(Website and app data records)
-=-=-

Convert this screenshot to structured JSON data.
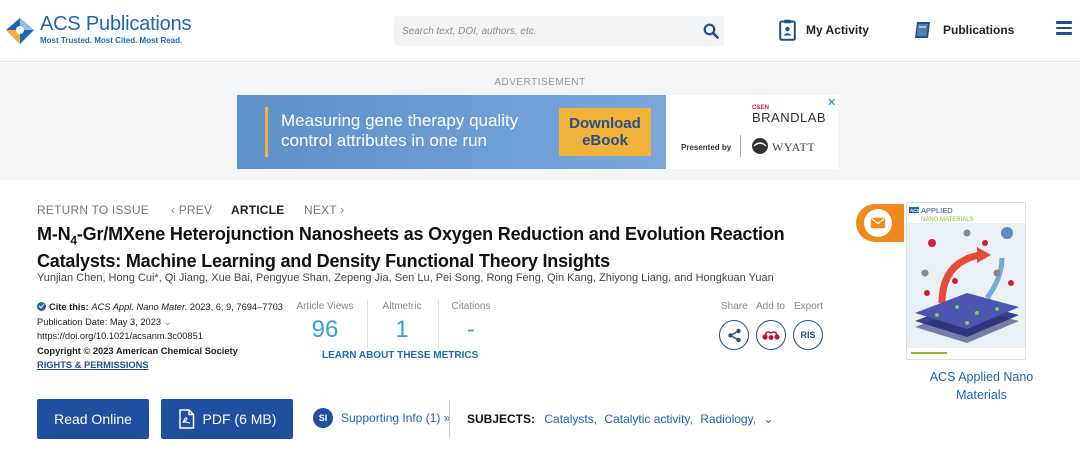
{
  "header": {
    "logo_title": "ACS Publications",
    "logo_tagline": "Most Trusted. Most Cited. Most Read.",
    "search_placeholder": "Search text, DOI, authors, etc.",
    "my_activity": "My Activity",
    "publications": "Publications",
    "icons": [
      "search-icon",
      "clipboard-icon",
      "book-icon",
      "menu-icon"
    ]
  },
  "ad": {
    "label": "ADVERTISEMENT",
    "headline": "Measuring gene therapy quality control attributes in one run",
    "cta": "Download eBook",
    "presented_by": "Presented by",
    "brand_top": "C&EN",
    "brand_name": "BRANDLAB",
    "sponsor": "WYATT",
    "close": "✕"
  },
  "article_nav": {
    "return": "RETURN TO ISSUE",
    "prev": "‹ PREV",
    "current": "ARTICLE",
    "next": "NEXT ›"
  },
  "article": {
    "title_pre": "M-N",
    "title_sub": "4",
    "title_post": "-Gr/MXene Heterojunction Nanosheets as Oxygen Reduction and Evolution Reaction Catalysts: Machine Learning and Density Functional Theory Insights",
    "authors": "Yunjian Chen, Hong Cui*, Qi Jiang, Xue Bai, Pengyue Shan, Zepeng Jia, Sen Lu, Pei Song, Rong Feng, Qin Kang, Zhiyong Liang, and Hongkuan Yuan"
  },
  "citation": {
    "cite_label": "Cite this:",
    "journal": "ACS Appl. Nano Mater.",
    "ref": "2023, 6, 9, 7694–7703",
    "pub_date": "Publication Date: May 3, 2023",
    "doi": "https://doi.org/10.1021/acsanm.3c00851",
    "copyright": "Copyright © 2023 American Chemical Society",
    "rights": "RIGHTS & PERMISSIONS"
  },
  "metrics": {
    "views_label": "Article Views",
    "views": "96",
    "altmetric_label": "Altmetric",
    "altmetric": "1",
    "citations_label": "Citations",
    "citations": "-",
    "learn": "LEARN ABOUT THESE METRICS"
  },
  "actions": {
    "share": "Share",
    "add_to": "Add to",
    "export": "Export",
    "ris": "RIS"
  },
  "buttons": {
    "read_online": "Read Online",
    "pdf": "PDF (6 MB)",
    "si_badge": "SI",
    "supporting_info": "Supporting Info (1) »"
  },
  "subjects": {
    "label": "SUBJECTS:",
    "items": [
      "Catalysts",
      "Catalytic activity",
      "Radiology"
    ]
  },
  "cover": {
    "brand_acs": "ACS",
    "brand_line1": "APPLIED",
    "brand_line2": "NANO MATERIALS",
    "journal_name": "ACS Applied Nano Materials"
  },
  "colors": {
    "acs_blue": "#1f66b0",
    "button_blue": "#1f4f9f",
    "metric_blue": "#3a9ed8",
    "alert_orange": "#f08a1c"
  }
}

-=-=-

WHAT YOU NEED TO DO: All entries need repeating exactly, but without the pictures.

RESULT FOR THIS TASK:
Convert this screenshot to structured JSON data.
{
  "header": {
    "logo_title": "ACS Publications",
    "logo_tagline": "Most Trusted. Most Cited. Most Read.",
    "search_placeholder": "Search text, DOI, authors, etc.",
    "my_activity": "My Activity",
    "publications": "Publications",
    "icons": [
      "search-icon",
      "clipboard-icon",
      "book-icon",
      "menu-icon"
    ]
  },
  "ad": {
    "label": "ADVERTISEMENT",
    "headline": "Measuring gene therapy quality control attributes in one run",
    "cta": "Download eBook",
    "presented_by": "Presented by",
    "brand_top": "C&EN",
    "brand_name": "BRANDLAB",
    "sponsor": "WYATT",
    "close": "✕"
  },
  "article_nav": {
    "return": "RETURN TO ISSUE",
    "prev": "‹ PREV",
    "current": "ARTICLE",
    "next": "NEXT ›"
  },
  "article": {
    "title_pre": "M-N",
    "title_sub": "4",
    "title_post": "-Gr/MXene Heterojunction Nanosheets as Oxygen Reduction and Evolution Reaction Catalysts: Machine Learning and Density Functional Theory Insights",
    "authors": "Yunjian Chen, Hong Cui*, Qi Jiang, Xue Bai, Pengyue Shan, Zepeng Jia, Sen Lu, Pei Song, Rong Feng, Qin Kang, Zhiyong Liang, and Hongkuan Yuan"
  },
  "citation": {
    "cite_label": "Cite this:",
    "journal": "ACS Appl. Nano Mater.",
    "ref": "2023, 6, 9, 7694–7703",
    "pub_date": "Publication Date: May 3, 2023",
    "doi": "https://doi.org/10.1021/acsanm.3c00851",
    "copyright": "Copyright © 2023 American Chemical Society",
    "rights": "RIGHTS & PERMISSIONS"
  },
  "metrics": {
    "views_label": "Article Views",
    "views": "96",
    "altmetric_label": "Altmetric",
    "altmetric": "1",
    "citations_label": "Citations",
    "citations": "-",
    "learn": "LEARN ABOUT THESE METRICS"
  },
  "actions": {
    "share": "Share",
    "add_to": "Add to",
    "export": "Export",
    "ris": "RIS"
  },
  "buttons": {
    "read_online": "Read Online",
    "pdf": "PDF (6 MB)",
    "si_badge": "SI",
    "supporting_info": "Supporting Info (1) »"
  },
  "subjects": {
    "label": "SUBJECTS:",
    "items": [
      "Catalysts",
      "Catalytic activity",
      "Radiology"
    ]
  },
  "cover": {
    "brand_acs": "ACS",
    "brand_line1": "APPLIED",
    "brand_line2": "NANO MATERIALS",
    "journal_name": "ACS Applied Nano Materials"
  },
  "colors": {
    "acs_blue": "#1f66b0",
    "button_blue": "#1f4f9f",
    "metric_blue": "#3a9ed8",
    "alert_orange": "#f08a1c"
  }
}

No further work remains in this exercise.